§ **YOUR GOAL**: Find each line containing the string "marker". Copy it.

§ **EXERCISE MATERIAL**:
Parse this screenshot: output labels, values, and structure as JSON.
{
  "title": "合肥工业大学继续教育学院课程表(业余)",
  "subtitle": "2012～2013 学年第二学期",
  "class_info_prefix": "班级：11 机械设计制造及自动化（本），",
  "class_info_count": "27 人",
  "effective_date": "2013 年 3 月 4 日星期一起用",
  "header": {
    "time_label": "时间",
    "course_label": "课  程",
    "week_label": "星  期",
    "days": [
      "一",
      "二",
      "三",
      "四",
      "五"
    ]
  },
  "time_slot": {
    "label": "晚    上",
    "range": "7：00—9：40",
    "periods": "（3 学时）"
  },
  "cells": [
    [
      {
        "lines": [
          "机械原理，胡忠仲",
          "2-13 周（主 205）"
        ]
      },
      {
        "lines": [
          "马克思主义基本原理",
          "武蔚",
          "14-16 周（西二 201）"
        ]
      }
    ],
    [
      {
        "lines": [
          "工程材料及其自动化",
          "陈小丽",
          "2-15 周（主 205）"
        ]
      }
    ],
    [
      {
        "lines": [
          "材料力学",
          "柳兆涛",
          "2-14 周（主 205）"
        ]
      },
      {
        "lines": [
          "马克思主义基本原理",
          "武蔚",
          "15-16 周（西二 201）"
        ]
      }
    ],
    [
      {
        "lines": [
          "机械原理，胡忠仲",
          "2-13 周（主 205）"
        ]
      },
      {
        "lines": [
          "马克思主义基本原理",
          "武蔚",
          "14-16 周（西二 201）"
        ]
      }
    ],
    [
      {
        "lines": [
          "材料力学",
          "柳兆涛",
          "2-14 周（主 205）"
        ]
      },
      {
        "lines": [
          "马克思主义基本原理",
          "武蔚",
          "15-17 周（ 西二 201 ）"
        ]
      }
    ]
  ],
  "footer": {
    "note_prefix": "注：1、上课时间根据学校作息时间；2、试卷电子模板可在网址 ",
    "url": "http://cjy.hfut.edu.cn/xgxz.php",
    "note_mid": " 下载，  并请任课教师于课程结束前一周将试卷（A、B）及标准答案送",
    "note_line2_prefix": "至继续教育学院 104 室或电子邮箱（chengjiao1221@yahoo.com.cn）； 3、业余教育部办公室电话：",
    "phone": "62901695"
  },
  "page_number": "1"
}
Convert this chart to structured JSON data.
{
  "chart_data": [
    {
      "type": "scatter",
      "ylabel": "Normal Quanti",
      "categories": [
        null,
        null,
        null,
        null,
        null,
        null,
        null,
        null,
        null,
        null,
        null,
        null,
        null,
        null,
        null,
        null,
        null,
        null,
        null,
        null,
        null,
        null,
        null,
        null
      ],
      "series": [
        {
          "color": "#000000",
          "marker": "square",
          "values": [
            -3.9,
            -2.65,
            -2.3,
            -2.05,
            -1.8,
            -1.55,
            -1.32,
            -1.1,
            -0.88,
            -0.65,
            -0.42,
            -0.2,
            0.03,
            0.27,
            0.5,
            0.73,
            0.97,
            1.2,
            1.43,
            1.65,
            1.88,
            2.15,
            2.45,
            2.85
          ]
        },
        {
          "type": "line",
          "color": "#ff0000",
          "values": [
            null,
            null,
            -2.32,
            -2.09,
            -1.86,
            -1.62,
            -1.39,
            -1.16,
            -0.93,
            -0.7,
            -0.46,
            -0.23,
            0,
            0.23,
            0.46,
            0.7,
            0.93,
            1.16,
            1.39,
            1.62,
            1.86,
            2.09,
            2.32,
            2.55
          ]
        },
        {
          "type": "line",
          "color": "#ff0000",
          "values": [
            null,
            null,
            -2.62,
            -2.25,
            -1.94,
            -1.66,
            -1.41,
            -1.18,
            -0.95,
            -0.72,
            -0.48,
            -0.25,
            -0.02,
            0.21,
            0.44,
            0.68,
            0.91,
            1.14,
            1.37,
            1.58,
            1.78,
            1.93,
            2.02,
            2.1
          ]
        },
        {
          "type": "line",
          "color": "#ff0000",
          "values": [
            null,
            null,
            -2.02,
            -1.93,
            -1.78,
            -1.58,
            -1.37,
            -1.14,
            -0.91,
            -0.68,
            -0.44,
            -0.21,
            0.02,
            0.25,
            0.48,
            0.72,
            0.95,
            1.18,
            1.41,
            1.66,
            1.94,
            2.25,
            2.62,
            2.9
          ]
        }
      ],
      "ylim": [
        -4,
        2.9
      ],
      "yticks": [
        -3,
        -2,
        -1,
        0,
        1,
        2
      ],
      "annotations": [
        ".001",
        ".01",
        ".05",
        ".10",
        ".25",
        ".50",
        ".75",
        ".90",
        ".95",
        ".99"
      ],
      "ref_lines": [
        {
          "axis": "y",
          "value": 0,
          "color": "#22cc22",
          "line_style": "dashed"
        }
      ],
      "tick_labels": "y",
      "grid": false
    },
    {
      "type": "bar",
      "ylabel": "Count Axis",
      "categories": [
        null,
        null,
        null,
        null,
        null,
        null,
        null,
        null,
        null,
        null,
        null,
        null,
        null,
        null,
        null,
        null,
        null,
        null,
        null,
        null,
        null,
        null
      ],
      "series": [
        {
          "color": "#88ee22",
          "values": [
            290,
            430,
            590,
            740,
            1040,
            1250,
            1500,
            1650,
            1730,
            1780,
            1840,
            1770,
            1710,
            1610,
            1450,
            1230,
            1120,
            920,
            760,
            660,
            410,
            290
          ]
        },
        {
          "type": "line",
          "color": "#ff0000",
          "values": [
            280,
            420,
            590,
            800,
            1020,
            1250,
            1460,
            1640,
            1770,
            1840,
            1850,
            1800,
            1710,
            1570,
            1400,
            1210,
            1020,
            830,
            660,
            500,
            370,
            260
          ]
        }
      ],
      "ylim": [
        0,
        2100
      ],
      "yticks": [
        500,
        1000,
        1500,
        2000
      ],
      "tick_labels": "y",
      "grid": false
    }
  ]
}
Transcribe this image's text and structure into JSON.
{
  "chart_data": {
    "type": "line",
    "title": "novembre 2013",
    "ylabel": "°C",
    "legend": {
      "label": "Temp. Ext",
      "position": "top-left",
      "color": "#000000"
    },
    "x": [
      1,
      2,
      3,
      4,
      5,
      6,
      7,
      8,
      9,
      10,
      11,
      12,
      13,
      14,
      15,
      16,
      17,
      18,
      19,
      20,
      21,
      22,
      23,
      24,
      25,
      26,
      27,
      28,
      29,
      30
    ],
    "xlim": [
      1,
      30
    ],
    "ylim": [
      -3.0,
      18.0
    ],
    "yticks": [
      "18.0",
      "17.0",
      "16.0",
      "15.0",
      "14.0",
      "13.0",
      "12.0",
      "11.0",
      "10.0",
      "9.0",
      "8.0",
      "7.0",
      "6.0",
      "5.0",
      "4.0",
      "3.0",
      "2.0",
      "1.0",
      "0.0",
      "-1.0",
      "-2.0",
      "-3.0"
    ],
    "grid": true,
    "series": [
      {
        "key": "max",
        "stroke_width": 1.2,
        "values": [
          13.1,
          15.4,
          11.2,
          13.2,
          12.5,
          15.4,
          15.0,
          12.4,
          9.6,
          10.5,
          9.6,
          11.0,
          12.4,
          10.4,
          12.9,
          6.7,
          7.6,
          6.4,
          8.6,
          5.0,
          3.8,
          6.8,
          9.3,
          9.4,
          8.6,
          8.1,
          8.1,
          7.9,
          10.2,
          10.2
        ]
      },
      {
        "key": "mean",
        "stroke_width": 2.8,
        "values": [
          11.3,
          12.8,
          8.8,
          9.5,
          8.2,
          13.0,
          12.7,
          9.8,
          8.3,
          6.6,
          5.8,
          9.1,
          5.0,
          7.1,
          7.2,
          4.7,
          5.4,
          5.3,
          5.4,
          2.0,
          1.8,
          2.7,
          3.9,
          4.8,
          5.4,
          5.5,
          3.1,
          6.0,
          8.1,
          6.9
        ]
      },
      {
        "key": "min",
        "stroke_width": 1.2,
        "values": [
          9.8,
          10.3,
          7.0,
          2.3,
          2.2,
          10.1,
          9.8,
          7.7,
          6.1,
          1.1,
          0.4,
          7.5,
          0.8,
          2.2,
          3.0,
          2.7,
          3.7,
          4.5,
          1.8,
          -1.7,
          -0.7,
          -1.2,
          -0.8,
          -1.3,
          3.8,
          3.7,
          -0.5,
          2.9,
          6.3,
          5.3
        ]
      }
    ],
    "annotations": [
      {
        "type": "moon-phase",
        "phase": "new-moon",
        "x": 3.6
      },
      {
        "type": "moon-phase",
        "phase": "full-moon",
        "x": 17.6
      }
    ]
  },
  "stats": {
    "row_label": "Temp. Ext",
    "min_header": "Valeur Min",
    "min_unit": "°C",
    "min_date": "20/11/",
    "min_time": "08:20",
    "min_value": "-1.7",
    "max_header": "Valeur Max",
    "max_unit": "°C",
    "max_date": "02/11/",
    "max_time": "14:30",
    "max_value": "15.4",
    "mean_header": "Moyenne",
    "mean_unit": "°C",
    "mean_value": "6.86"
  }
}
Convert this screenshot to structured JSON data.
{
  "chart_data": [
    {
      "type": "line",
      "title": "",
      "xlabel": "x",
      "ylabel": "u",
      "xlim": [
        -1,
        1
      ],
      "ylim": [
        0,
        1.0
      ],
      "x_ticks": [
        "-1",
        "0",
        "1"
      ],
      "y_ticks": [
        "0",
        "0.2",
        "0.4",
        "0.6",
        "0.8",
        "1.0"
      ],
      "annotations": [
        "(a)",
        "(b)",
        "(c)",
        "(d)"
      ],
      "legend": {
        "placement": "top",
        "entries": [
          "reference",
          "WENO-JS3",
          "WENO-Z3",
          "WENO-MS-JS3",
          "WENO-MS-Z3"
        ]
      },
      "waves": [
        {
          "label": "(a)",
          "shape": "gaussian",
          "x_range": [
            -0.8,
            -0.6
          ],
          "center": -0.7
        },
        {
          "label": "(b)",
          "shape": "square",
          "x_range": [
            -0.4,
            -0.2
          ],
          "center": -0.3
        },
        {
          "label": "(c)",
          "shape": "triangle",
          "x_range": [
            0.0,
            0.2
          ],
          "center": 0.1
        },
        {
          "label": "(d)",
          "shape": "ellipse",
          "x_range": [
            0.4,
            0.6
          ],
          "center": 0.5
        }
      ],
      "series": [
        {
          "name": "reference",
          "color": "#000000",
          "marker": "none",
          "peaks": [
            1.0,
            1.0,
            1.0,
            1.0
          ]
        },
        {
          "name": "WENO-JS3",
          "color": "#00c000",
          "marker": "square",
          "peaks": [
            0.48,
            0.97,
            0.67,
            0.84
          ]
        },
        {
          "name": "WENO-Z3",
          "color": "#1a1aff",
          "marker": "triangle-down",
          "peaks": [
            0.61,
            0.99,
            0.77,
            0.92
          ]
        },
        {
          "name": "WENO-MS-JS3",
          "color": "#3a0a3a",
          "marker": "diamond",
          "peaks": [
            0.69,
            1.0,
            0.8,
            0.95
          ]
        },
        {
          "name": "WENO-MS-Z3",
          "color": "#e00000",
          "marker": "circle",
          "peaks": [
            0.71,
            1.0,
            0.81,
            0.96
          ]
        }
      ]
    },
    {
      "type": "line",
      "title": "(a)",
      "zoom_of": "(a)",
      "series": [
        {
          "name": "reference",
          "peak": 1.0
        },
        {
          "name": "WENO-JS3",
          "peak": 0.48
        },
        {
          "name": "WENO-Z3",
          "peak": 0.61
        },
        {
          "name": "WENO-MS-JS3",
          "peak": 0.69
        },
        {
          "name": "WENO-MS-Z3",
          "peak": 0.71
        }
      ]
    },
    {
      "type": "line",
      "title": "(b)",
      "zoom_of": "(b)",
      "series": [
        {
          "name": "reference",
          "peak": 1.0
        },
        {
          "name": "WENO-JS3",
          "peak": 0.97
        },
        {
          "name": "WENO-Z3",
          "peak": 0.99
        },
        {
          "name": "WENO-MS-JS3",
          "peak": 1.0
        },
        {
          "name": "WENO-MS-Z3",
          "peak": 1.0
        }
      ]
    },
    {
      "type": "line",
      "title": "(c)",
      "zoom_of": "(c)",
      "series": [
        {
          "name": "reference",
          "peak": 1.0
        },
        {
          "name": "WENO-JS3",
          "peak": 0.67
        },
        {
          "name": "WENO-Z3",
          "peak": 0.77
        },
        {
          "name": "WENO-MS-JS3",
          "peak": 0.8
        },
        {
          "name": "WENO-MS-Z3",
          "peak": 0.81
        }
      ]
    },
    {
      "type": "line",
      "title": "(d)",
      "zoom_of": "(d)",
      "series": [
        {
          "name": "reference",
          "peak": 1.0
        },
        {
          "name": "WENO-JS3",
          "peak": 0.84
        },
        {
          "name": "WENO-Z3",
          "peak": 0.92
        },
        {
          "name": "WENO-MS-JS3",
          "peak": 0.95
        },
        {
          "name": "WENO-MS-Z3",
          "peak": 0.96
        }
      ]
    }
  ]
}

§ **EXERCISE OUTPUT**:
          "marker": "square",
          "marker": "none",
          "marker": "square",
          "marker": "triangle-down",
          "marker": "diamond",
          "marker": "circle",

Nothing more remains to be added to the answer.